(THE PROBLEM): Reproduce the lines of the material exactly, excluding every image.

## start

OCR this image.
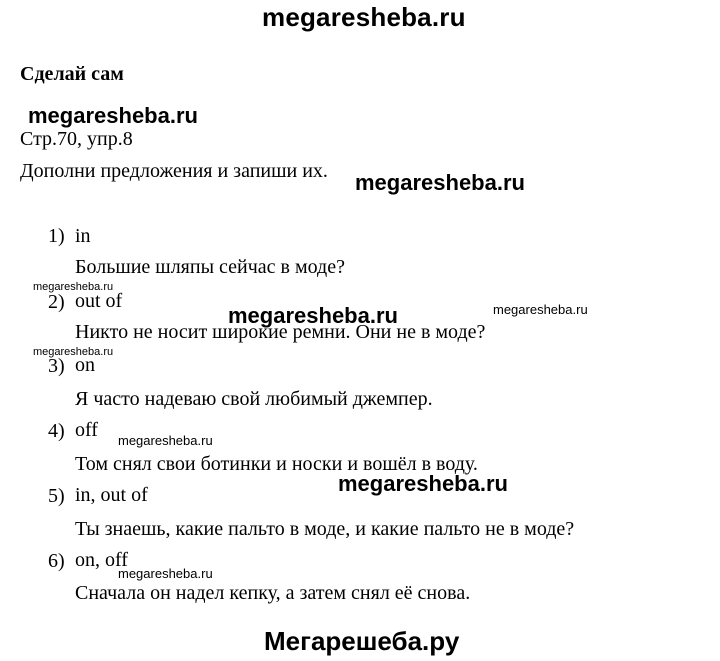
megaresheba.ru
Сделай сам
megaresheba.ru
Стр.70, упр.8
Дополни предложения и запиши их. megaresheba.ru
1) in
Большие шляпы сейчас в моде?
megaresheba.ru
2) out of
megaresheba.ru	megaresheba.ru
Никто не носит широкие ремни. Они не в моде?
megaresheba.ru
3) on
Я часто надеваю свой любимый джемпер.
4) off megaresheba.ru
Том снял свои ботинки и носки и вошёл в воду.
megaresheba.ru
5) in, out of
Ты знаешь, какие пальто в моде, и какие пальто не в моде?
6) on, off
megaresheba.ru
Сначала он надел кепку, а затем снял её снова.
Мегарешеба.ру
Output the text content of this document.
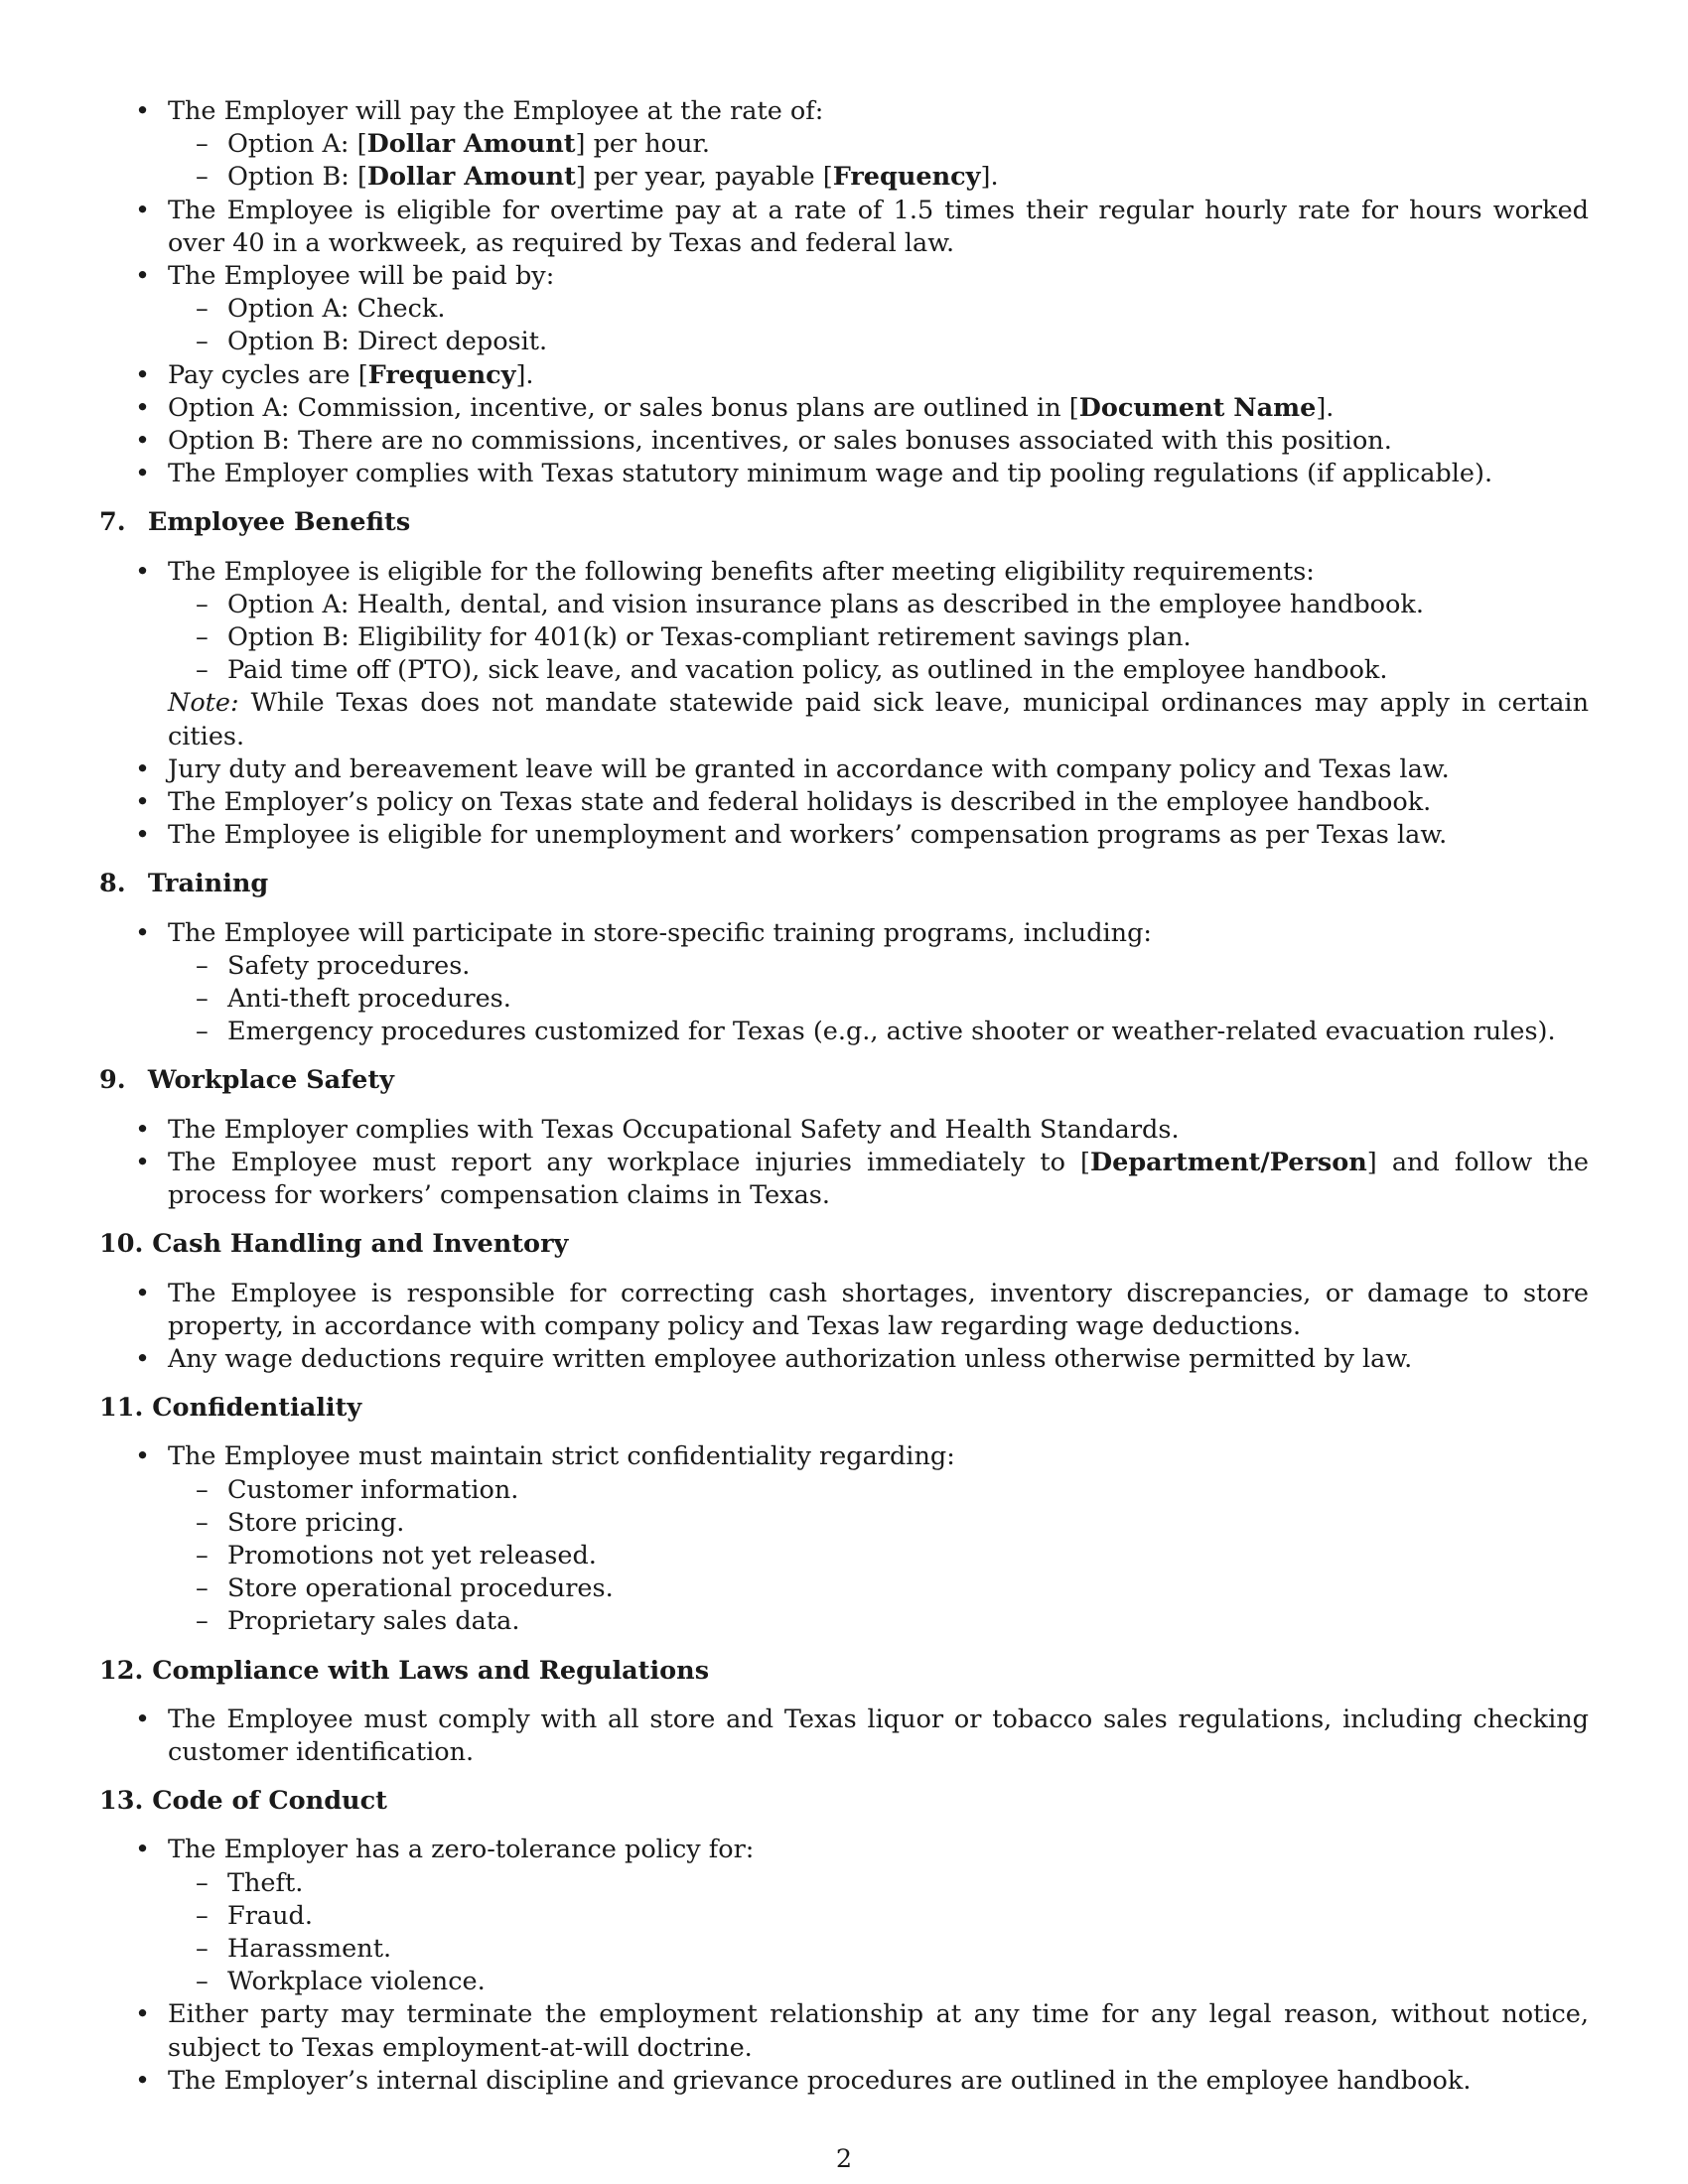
• The Employer will pay the Employee at the rate of:
– Option A: [Dollar Amount] per hour.
– Option B: [Dollar Amount] per year, payable [Frequency].
• The Employee is eligible for overtime pay at a rate of 1.5 times their regular hourly rate for hours worked over 40 in a workweek, as required by Texas and federal law.
• The Employee will be paid by:
– Option A: Check.
– Option B: Direct deposit.
• Pay cycles are [Frequency].
• Option A: Commission, incentive, or sales bonus plans are outlined in [Document Name].
• Option B: There are no commissions, incentives, or sales bonuses associated with this position.
• The Employer complies with Texas statutory minimum wage and tip pooling regulations (if applicable).
7. Employee Benefits
• The Employee is eligible for the following benefits after meeting eligibility requirements:
– Option A: Health, dental, and vision insurance plans as described in the employee handbook.
– Option B: Eligibility for 401(k) or Texas-compliant retirement savings plan.
– Paid time off (PTO), sick leave, and vacation policy, as outlined in the employee handbook.
Note: While Texas does not mandate statewide paid sick leave, municipal ordinances may apply in certain cities.
• Jury duty and bereavement leave will be granted in accordance with company policy and Texas law.
• The Employer’s policy on Texas state and federal holidays is described in the employee handbook.
• The Employee is eligible for unemployment and workers’ compensation programs as per Texas law.
8. Training
• The Employee will participate in store-specific training programs, including:
– Safety procedures.
– Anti-theft procedures.
– Emergency procedures customized for Texas (e.g., active shooter or weather-related evacuation rules).
9. Workplace Safety
• The Employer complies with Texas Occupational Safety and Health Standards.
• The Employee must report any workplace injuries immediately to [Department/Person] and follow the process for workers’ compensation claims in Texas.
10. Cash Handling and Inventory
• The Employee is responsible for correcting cash shortages, inventory discrepancies, or damage to store property, in accordance with company policy and Texas law regarding wage deductions.
• Any wage deductions require written employee authorization unless otherwise permitted by law.
11. Confidentiality
• The Employee must maintain strict confidentiality regarding:
– Customer information.
– Store pricing.
– Promotions not yet released.
– Store operational procedures.
– Proprietary sales data.
12. Compliance with Laws and Regulations
• The Employee must comply with all store and Texas liquor or tobacco sales regulations, including checking customer identification.
13. Code of Conduct
• The Employer has a zero-tolerance policy for:
– Theft.
– Fraud.
– Harassment.
– Workplace violence.
• Either party may terminate the employment relationship at any time for any legal reason, without notice, subject to Texas employment-at-will doctrine.
• The Employer’s internal discipline and grievance procedures are outlined in the employee handbook.
2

## end

(EXERCISE OUTPUT):
OCR this image.
megaresheba.ru
Сделай сам
megaresheba.ru
Стр.70, упр.8
Дополни предложения и запиши их. megaresheba.ru
1) in
Большие шляпы сейчас в моде?
megaresheba.ru
2) out of
megaresheba.ru	megaresheba.ru
Никто не носит широкие ремни. Они не в моде?
megaresheba.ru
3) on
Я часто надеваю свой любимый джемпер.
4) off megaresheba.ru
Том снял свои ботинки и носки и вошёл в воду.
megaresheba.ru
5) in, out of
Ты знаешь, какие пальто в моде, и какие пальто не в моде?
6) on, off
megaresheba.ru
Сначала он надел кепку, а затем снял её снова.
Мегарешеба.ру
Output the text content of this document.
• The Employer will pay the Employee at the rate of:
– Option A: [Dollar Amount] per hour.
– Option B: [Dollar Amount] per year, payable [Frequency].
• The Employee is eligible for overtime pay at a rate of 1.5 times their regular hourly rate for hours worked over 40 in a workweek, as required by Texas and federal law.
• The Employee will be paid by:
– Option A: Check.
– Option B: Direct deposit.
• Pay cycles are [Frequency].
• Option A: Commission, incentive, or sales bonus plans are outlined in [Document Name].
• Option B: There are no commissions, incentives, or sales bonuses associated with this position.
• The Employer complies with Texas statutory minimum wage and tip pooling regulations (if applicable).
7. Employee Benefits
• The Employee is eligible for the following benefits after meeting eligibility requirements:
– Option A: Health, dental, and vision insurance plans as described in the employee handbook.
– Option B: Eligibility for 401(k) or Texas-compliant retirement savings plan.
– Paid time off (PTO), sick leave, and vacation policy, as outlined in the employee handbook.
Note: While Texas does not mandate statewide paid sick leave, municipal ordinances may apply in certain cities.
• Jury duty and bereavement leave will be granted in accordance with company policy and Texas law.
• The Employer’s policy on Texas state and federal holidays is described in the employee handbook.
• The Employee is eligible for unemployment and workers’ compensation programs as per Texas law.
8. Training
• The Employee will participate in store-specific training programs, including:
– Safety procedures.
– Anti-theft procedures.
– Emergency procedures customized for Texas (e.g., active shooter or weather-related evacuation rules).
9. Workplace Safety
• The Employer complies with Texas Occupational Safety and Health Standards.
• The Employee must report any workplace injuries immediately to [Department/Person] and follow the process for workers’ compensation claims in Texas.
10. Cash Handling and Inventory
• The Employee is responsible for correcting cash shortages, inventory discrepancies, or damage to store property, in accordance with company policy and Texas law regarding wage deductions.
• Any wage deductions require written employee authorization unless otherwise permitted by law.
11. Confidentiality
• The Employee must maintain strict confidentiality regarding:
– Customer information.
– Store pricing.
– Promotions not yet released.
– Store operational procedures.
– Proprietary sales data.
12. Compliance with Laws and Regulations
• The Employee must comply with all store and Texas liquor or tobacco sales regulations, including checking customer identification.
13. Code of Conduct
• The Employer has a zero-tolerance policy for:
– Theft.
– Fraud.
– Harassment.
– Workplace violence.
• Either party may terminate the employment relationship at any time for any legal reason, without notice, subject to Texas employment-at-will doctrine.
• The Employer’s internal discipline and grievance procedures are outlined in the employee handbook.
2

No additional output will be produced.